Texto fornecido:
......

Antes que as tensões entre a Rússia e a Ucrânia derivassem para uma guerra na acepção total do termo, a atividade cibernética em ambos os países aumentou. Enquanto a Ucrânia se preparava para uma invasão, ataques cibernéticos tinham como alvo bancos e agências governamentais do país, e hackers russos tentaram derrubar a rede elétrica. A Rússia, por sua vez, viu-se alvo do Anonymous, um coletivo "hacktivista", que nos primeiros dias da invasão tocou o hino nacional ucraniano na TV estatal russa junto com imagens da guerra.

O aumento da atividade cibernética em torno da invasão da Ucrânia, documentado em um relatório da Microsoft, despertou preocupações entre governos e empresas com medo de serem pegos no fogo cruzado digital. Em 2017, um ataque cibernético a um sistema fiscal ucraniano causou a suspensão de atividades em aeroportos, ferrovias e bancos dentro da Ucrânia e se espalhou para uma série de empresas globais, terminando por gerar mais de US $ 10 bilhões em danos econômicos).

Lições e insights impostos por ataques cibernéticos passados podem ajudar as empresas a se preparar e responder com mais sucesso a ameaças futuras. Um estudo baseado em dados da VisibleRisk, uma joint venture entre a Moody's e a Team8, sugere que as organizações que respondem mal a um ataque acumulam perdas 2,8 vezes maiores do que as de empresas que conseguem reagir mais adequadamente. Em contrapartida, as empresas que respondem com sucesso a ataques cibernéticos podem impor um limite ao efeito negativo sobre a confiança dos acionistas e até mesmo usar a crise como uma oportunidade.

Para entender as melhores práticas de resposta e como as empresas podem evitar erros comuns, baseamos nosso trabalho em duas fontes de insights: fizemos entrevistas aprofundadas com CEOs, CFO, CIOs, chefes de segurança da informação e outros líderes seniores cujas empresas já haviam sofrido ataques cibernéticos graves (incluindo, em vários casos, os ataques de ransomware da Ucrânia em 2017); e coletamos dados observacionais nos principais centros de treinamento em segurança tecnológica que ajudam os executivos a se prepararem para crises simulando ataques realistas em suas empresas.

O que não funciona

As pessoas nunca vêm trabalhar esperando um ataque cibernético, então quando acontece, parece aleatório e avassalador. Os líderes empresariais são frequentemente confrontados por questões desconhecidas para as quais receberam pouco treinamento formal. Observamos três erros comuns que as pessoas cometem que inibem a recuperação bem sucedida de um ataque cibernético:

Estabelecer prazos irrealistas para recuperação. Um gestor sênior nos disse que o pior dia após um ataque cibernético grave não é o primeiro ou segundo dia. O pior dia surge depois de duas semanas de alta incerteza e pouco sono, quando vem a percepção de que levará muito mais semanas para se recuperar. A falta de prazos realistas desmoraliza a força de trabalho e os profissionais envolvidos na correção. Antes de se precipitar e estabelecer prazos rígidos, os líderes devem obter o máximo possível de informações para poderem entender o impacto e a escala completos de uma invasão.

......

Conjunto de dados:
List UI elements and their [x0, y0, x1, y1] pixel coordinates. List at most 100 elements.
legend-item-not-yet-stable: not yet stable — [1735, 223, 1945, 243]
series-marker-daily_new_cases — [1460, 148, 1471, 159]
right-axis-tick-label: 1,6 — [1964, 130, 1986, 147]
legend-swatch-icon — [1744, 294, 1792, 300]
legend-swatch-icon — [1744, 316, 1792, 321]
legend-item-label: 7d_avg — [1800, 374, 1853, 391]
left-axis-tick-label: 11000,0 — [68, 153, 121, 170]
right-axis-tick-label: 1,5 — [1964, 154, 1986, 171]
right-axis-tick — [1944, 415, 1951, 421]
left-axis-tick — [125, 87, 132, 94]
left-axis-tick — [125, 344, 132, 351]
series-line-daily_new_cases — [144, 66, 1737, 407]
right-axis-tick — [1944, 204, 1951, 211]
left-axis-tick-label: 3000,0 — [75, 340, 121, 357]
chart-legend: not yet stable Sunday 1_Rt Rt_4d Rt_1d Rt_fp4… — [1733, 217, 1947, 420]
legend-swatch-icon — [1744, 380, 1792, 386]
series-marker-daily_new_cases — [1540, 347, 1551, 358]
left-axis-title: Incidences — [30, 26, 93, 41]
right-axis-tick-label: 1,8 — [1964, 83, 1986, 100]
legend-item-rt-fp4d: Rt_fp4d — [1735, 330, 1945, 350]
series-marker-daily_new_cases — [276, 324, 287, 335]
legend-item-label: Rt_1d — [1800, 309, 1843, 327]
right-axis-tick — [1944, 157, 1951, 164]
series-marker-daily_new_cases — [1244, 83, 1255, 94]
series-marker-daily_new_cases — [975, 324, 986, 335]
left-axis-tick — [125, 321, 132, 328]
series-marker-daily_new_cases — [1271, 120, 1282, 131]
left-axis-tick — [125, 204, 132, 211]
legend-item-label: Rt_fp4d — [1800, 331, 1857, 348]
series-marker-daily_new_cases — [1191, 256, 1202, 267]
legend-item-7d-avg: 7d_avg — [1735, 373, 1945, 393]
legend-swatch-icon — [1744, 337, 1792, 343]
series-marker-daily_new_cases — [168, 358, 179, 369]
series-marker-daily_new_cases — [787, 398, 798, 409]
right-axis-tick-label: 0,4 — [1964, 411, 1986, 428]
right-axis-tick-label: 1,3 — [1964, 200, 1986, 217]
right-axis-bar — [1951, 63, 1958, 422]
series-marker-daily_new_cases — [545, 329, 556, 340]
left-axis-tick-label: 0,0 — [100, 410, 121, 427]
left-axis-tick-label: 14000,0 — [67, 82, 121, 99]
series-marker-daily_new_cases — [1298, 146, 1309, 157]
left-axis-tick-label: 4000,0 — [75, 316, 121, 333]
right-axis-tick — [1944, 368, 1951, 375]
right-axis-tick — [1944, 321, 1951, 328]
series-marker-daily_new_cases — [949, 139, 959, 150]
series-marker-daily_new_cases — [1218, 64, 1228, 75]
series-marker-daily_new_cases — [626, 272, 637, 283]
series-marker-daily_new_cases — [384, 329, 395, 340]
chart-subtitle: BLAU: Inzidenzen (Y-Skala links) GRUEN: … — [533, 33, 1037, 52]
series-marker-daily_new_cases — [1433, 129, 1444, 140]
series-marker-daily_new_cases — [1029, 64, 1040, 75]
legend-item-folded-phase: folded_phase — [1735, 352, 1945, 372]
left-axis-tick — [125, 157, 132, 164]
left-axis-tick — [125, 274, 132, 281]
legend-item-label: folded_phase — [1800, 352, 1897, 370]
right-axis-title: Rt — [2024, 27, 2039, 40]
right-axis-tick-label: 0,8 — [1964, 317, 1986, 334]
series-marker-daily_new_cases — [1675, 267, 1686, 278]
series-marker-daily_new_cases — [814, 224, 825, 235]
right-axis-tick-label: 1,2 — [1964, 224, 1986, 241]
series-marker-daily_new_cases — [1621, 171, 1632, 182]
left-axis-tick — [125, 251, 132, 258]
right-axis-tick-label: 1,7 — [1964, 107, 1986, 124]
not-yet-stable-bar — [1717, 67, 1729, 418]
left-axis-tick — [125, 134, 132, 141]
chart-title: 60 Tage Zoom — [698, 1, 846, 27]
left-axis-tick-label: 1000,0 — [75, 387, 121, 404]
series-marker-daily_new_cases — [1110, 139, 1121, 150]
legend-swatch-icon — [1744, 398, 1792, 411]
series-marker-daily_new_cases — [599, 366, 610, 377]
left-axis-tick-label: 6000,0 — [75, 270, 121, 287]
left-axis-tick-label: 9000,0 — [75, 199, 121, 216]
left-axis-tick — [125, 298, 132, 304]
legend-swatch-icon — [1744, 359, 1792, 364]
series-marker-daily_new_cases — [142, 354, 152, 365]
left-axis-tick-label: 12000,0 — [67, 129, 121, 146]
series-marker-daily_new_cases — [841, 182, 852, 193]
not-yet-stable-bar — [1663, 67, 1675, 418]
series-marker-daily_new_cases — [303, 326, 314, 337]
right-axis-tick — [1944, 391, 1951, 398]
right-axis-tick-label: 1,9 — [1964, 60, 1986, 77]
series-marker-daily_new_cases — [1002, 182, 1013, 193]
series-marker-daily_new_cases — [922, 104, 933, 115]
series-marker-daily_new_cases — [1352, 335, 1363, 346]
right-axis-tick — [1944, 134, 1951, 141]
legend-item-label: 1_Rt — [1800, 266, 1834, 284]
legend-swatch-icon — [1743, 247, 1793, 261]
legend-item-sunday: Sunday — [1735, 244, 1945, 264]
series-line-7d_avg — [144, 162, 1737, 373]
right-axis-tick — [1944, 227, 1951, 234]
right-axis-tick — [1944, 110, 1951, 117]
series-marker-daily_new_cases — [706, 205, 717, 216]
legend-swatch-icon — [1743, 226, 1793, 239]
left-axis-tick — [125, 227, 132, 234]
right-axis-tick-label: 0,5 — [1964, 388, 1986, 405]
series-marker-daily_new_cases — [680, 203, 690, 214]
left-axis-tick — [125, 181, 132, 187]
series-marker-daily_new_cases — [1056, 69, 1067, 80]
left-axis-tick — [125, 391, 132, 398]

......

Exercício escrito:
Prossiga com o texto sobre como as empresas respondem a ataques cibernéticos, a partir do ponto em que ele termina. Os registros não têm relação com o texto.

Resposta do exercício:
Internalização irracional. Os ataques cibernéticos mais graves atualmente atingiram um nível de sofisticação que torna difícil, se não impossível, que as empresas lidem com tais incidentes por conta própria. Uma empresa que estudamos esperou quatro dias antes de procurar ajuda externa. Durante esses quatro dias, a equipe fez pouco progresso para encontrar a origem do ataque, fechar a vulnerabilidade ou recuperar e reconstruir sistemas. O apoio externo pode vir de especialistas em resposta a incidentes cibernéticos, escritórios de advocacia, consultores de relações públicas, agências governamentais, polícia e fornecedores. Até mesmo os concorrentes são conhecidos por oferecer recursos e espaço de escritório.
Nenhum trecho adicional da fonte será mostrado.